* _Exercise prompt_: Find every line in the records below that holds the word "Internet" and copy it.
--- Records provided ---
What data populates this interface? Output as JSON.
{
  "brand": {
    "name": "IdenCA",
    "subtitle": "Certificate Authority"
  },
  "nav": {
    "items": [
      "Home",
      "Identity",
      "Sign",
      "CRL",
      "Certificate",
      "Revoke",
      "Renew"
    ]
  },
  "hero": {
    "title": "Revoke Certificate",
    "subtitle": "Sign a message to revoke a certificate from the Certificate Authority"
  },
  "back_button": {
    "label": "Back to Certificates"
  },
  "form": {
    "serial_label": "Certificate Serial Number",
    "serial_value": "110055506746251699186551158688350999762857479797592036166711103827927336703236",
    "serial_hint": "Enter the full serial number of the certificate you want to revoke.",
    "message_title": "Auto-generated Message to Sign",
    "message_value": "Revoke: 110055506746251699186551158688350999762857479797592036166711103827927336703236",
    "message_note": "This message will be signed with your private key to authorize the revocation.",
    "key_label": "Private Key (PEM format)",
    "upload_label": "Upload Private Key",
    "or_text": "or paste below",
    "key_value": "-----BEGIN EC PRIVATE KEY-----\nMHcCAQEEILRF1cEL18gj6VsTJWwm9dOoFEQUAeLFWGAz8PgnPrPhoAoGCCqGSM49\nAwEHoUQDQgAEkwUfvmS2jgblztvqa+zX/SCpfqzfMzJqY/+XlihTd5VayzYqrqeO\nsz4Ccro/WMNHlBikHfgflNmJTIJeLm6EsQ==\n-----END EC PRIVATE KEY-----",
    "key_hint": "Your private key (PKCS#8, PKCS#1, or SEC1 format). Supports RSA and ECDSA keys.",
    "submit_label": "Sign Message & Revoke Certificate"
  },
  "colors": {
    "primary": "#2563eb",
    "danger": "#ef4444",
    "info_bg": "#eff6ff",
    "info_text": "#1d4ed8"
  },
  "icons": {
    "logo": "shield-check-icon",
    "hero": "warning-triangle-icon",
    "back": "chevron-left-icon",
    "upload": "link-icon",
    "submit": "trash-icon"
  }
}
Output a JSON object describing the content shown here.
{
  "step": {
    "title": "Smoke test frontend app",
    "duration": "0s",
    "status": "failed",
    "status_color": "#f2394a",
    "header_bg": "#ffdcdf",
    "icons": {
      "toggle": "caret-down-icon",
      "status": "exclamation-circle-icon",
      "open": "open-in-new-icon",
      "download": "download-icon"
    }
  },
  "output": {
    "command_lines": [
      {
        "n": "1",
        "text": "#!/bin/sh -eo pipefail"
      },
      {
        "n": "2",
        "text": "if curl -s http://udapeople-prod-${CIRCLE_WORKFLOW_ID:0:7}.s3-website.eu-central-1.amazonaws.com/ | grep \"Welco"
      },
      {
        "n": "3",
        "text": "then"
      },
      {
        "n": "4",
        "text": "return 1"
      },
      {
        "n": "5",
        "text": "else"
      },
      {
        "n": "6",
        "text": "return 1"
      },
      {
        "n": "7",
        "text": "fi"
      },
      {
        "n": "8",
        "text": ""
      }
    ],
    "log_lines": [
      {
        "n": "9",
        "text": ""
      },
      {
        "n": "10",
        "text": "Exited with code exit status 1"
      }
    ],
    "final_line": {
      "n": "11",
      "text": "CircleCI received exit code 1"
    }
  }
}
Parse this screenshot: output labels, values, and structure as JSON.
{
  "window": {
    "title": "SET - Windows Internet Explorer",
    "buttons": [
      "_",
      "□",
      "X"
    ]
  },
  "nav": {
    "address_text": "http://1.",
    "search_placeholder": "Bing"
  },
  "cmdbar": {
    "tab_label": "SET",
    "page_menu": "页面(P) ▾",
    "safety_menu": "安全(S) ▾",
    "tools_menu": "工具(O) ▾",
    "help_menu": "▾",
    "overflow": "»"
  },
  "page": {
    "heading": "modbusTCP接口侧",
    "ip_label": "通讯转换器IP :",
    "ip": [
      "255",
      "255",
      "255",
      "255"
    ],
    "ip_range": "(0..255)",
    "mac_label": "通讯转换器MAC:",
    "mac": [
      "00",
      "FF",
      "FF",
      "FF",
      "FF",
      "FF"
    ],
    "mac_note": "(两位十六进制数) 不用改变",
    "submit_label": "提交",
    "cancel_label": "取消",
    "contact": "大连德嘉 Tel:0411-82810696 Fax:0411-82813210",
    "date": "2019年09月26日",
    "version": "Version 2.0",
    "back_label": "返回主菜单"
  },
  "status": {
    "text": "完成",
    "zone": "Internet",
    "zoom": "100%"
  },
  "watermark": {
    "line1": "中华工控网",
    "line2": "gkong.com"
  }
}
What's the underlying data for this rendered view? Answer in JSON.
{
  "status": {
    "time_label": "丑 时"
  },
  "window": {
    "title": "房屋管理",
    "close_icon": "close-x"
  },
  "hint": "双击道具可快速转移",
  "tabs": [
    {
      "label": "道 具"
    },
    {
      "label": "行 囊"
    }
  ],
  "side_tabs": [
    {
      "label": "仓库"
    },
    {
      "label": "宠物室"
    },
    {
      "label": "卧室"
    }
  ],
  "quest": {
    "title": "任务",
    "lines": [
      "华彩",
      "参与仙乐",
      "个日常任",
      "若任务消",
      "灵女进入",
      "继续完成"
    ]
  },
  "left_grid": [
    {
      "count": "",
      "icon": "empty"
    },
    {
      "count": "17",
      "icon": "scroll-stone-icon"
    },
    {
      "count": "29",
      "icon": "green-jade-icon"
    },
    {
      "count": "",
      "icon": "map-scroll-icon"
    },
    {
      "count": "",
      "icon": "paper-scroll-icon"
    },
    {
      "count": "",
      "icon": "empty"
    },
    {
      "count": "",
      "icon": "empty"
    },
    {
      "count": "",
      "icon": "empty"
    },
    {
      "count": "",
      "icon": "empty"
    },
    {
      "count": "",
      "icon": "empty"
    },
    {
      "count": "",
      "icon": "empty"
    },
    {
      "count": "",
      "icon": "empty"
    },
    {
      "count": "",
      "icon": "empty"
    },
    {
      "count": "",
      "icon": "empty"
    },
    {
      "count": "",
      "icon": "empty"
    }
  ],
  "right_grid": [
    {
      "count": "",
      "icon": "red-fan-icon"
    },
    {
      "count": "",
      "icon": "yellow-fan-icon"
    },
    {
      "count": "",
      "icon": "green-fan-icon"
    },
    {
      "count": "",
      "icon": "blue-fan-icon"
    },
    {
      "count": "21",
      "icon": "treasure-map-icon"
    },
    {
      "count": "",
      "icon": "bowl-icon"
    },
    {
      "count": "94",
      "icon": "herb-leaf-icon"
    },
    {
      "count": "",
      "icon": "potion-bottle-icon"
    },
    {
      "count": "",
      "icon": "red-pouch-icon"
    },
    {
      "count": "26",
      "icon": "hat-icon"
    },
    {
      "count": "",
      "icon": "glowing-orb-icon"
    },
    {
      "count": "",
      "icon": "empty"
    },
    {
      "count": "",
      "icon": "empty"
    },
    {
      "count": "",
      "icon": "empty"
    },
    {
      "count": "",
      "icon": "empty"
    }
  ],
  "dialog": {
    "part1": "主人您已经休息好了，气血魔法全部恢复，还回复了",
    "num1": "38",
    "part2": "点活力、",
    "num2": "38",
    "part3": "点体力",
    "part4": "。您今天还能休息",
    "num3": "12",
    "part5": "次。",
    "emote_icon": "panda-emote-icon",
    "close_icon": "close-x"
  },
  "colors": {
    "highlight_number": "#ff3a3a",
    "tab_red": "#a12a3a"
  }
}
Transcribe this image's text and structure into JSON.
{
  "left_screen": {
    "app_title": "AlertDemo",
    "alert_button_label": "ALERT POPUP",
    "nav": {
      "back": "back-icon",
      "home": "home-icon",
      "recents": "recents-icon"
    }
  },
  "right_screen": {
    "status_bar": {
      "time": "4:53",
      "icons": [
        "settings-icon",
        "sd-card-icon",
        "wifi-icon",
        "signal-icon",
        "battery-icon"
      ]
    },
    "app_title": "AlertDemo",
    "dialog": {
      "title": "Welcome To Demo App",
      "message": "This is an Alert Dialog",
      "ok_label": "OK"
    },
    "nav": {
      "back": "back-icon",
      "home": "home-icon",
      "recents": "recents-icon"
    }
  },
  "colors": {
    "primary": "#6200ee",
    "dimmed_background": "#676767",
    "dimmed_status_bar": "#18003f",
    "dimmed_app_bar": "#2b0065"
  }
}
---
* _Result of the exercise_:
    "title": "SET - Windows Internet Explorer",
    "zone": "Internet",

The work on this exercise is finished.